§ YOUR OBJECTIVE: Write out the full listing again, exactly as it stands.

** start **

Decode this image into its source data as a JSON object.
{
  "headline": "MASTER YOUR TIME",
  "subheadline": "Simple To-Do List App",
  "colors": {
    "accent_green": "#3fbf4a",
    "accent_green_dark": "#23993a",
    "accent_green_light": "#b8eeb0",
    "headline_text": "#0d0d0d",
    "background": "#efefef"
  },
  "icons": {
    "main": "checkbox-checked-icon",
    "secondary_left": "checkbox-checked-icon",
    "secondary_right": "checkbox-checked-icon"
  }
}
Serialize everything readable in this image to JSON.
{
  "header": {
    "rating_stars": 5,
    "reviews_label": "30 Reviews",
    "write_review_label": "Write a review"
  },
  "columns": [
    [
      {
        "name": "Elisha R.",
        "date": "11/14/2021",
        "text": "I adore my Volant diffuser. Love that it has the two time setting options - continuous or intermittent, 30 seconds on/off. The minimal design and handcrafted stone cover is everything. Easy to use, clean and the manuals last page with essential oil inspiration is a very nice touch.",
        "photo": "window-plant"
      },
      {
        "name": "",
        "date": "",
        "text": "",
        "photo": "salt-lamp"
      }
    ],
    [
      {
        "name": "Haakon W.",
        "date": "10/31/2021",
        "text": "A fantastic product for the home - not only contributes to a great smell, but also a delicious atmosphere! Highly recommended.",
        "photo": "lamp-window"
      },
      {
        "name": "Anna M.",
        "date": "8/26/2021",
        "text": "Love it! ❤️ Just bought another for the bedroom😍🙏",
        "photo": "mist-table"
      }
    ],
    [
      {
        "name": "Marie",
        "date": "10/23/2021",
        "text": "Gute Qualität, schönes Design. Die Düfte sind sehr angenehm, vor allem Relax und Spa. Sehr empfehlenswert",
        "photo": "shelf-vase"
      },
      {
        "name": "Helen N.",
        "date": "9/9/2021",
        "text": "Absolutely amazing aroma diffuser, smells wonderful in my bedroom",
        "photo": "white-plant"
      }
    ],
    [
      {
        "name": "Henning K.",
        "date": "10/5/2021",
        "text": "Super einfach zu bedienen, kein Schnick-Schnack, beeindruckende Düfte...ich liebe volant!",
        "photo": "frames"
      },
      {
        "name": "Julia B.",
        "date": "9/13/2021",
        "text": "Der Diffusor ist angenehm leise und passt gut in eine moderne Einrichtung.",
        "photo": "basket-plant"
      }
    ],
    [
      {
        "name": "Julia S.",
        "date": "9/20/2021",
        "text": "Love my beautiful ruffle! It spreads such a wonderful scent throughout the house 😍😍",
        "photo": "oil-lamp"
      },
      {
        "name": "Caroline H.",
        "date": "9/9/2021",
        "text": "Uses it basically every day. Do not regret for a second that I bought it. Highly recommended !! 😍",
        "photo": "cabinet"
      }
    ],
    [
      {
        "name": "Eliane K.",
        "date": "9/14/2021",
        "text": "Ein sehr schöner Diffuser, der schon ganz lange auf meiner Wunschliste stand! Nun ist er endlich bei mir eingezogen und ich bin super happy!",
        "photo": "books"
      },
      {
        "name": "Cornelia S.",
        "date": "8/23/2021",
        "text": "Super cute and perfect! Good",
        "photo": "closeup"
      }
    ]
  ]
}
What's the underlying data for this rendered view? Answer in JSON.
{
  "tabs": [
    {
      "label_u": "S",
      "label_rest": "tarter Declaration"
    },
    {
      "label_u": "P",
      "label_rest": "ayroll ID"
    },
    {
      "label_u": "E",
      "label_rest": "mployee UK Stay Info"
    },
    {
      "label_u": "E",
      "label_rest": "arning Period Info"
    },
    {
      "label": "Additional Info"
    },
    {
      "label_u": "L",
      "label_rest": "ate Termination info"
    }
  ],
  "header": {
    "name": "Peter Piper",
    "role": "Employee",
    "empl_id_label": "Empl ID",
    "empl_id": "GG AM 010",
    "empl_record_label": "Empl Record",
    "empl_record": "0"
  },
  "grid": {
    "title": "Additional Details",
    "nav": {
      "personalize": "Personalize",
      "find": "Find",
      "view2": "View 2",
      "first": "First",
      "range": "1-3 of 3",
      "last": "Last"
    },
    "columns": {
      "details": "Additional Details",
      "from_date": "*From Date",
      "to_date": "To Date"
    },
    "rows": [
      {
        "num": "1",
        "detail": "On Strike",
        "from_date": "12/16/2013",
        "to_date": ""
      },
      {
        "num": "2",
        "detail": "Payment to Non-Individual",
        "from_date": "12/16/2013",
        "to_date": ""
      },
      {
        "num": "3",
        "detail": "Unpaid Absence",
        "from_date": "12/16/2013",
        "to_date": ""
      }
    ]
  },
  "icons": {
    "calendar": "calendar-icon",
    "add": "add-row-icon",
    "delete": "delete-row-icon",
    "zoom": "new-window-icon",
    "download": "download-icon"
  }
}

** end **

§ SOLUTION TO THE EXERCISE:
Decode this image into its source data as a JSON object.
{
  "headline": "MASTER YOUR TIME",
  "subheadline": "Simple To-Do List App",
  "colors": {
    "accent_green": "#3fbf4a",
    "accent_green_dark": "#23993a",
    "accent_green_light": "#b8eeb0",
    "headline_text": "#0d0d0d",
    "background": "#efefef"
  },
  "icons": {
    "main": "checkbox-checked-icon",
    "secondary_left": "checkbox-checked-icon",
    "secondary_right": "checkbox-checked-icon"
  }
}
Serialize everything readable in this image to JSON.
{
  "header": {
    "rating_stars": 5,
    "reviews_label": "30 Reviews",
    "write_review_label": "Write a review"
  },
  "columns": [
    [
      {
        "name": "Elisha R.",
        "date": "11/14/2021",
        "text": "I adore my Volant diffuser. Love that it has the two time setting options - continuous or intermittent, 30 seconds on/off. The minimal design and handcrafted stone cover is everything. Easy to use, clean and the manuals last page with essential oil inspiration is a very nice touch.",
        "photo": "window-plant"
      },
      {
        "name": "",
        "date": "",
        "text": "",
        "photo": "salt-lamp"
      }
    ],
    [
      {
        "name": "Haakon W.",
        "date": "10/31/2021",
        "text": "A fantastic product for the home - not only contributes to a great smell, but also a delicious atmosphere! Highly recommended.",
        "photo": "lamp-window"
      },
      {
        "name": "Anna M.",
        "date": "8/26/2021",
        "text": "Love it! ❤️ Just bought another for the bedroom😍🙏",
        "photo": "mist-table"
      }
    ],
    [
      {
        "name": "Marie",
        "date": "10/23/2021",
        "text": "Gute Qualität, schönes Design. Die Düfte sind sehr angenehm, vor allem Relax und Spa. Sehr empfehlenswert",
        "photo": "shelf-vase"
      },
      {
        "name": "Helen N.",
        "date": "9/9/2021",
        "text": "Absolutely amazing aroma diffuser, smells wonderful in my bedroom",
        "photo": "white-plant"
      }
    ],
    [
      {
        "name": "Henning K.",
        "date": "10/5/2021",
        "text": "Super einfach zu bedienen, kein Schnick-Schnack, beeindruckende Düfte...ich liebe volant!",
        "photo": "frames"
      },
      {
        "name": "Julia B.",
        "date": "9/13/2021",
        "text": "Der Diffusor ist angenehm leise und passt gut in eine moderne Einrichtung.",
        "photo": "basket-plant"
      }
    ],
    [
      {
        "name": "Julia S.",
        "date": "9/20/2021",
        "text": "Love my beautiful ruffle! It spreads such a wonderful scent throughout the house 😍😍",
        "photo": "oil-lamp"
      },
      {
        "name": "Caroline H.",
        "date": "9/9/2021",
        "text": "Uses it basically every day. Do not regret for a second that I bought it. Highly recommended !! 😍",
        "photo": "cabinet"
      }
    ],
    [
      {
        "name": "Eliane K.",
        "date": "9/14/2021",
        "text": "Ein sehr schöner Diffuser, der schon ganz lange auf meiner Wunschliste stand! Nun ist er endlich bei mir eingezogen und ich bin super happy!",
        "photo": "books"
      },
      {
        "name": "Cornelia S.",
        "date": "8/23/2021",
        "text": "Super cute and perfect! Good",
        "photo": "closeup"
      }
    ]
  ]
}
What's the underlying data for this rendered view? Answer in JSON.
{
  "tabs": [
    {
      "label_u": "S",
      "label_rest": "tarter Declaration"
    },
    {
      "label_u": "P",
      "label_rest": "ayroll ID"
    },
    {
      "label_u": "E",
      "label_rest": "mployee UK Stay Info"
    },
    {
      "label_u": "E",
      "label_rest": "arning Period Info"
    },
    {
      "label": "Additional Info"
    },
    {
      "label_u": "L",
      "label_rest": "ate Termination info"
    }
  ],
  "header": {
    "name": "Peter Piper",
    "role": "Employee",
    "empl_id_label": "Empl ID",
    "empl_id": "GG AM 010",
    "empl_record_label": "Empl Record",
    "empl_record": "0"
  },
  "grid": {
    "title": "Additional Details",
    "nav": {
      "personalize": "Personalize",
      "find": "Find",
      "view2": "View 2",
      "first": "First",
      "range": "1-3 of 3",
      "last": "Last"
    },
    "columns": {
      "details": "Additional Details",
      "from_date": "*From Date",
      "to_date": "To Date"
    },
    "rows": [
      {
        "num": "1",
        "detail": "On Strike",
        "from_date": "12/16/2013",
        "to_date": ""
      },
      {
        "num": "2",
        "detail": "Payment to Non-Individual",
        "from_date": "12/16/2013",
        "to_date": ""
      },
      {
        "num": "3",
        "detail": "Unpaid Absence",
        "from_date": "12/16/2013",
        "to_date": ""
      }
    ]
  },
  "icons": {
    "calendar": "calendar-icon",
    "add": "add-row-icon",
    "delete": "delete-row-icon",
    "zoom": "new-window-icon",
    "download": "download-icon"
  }
}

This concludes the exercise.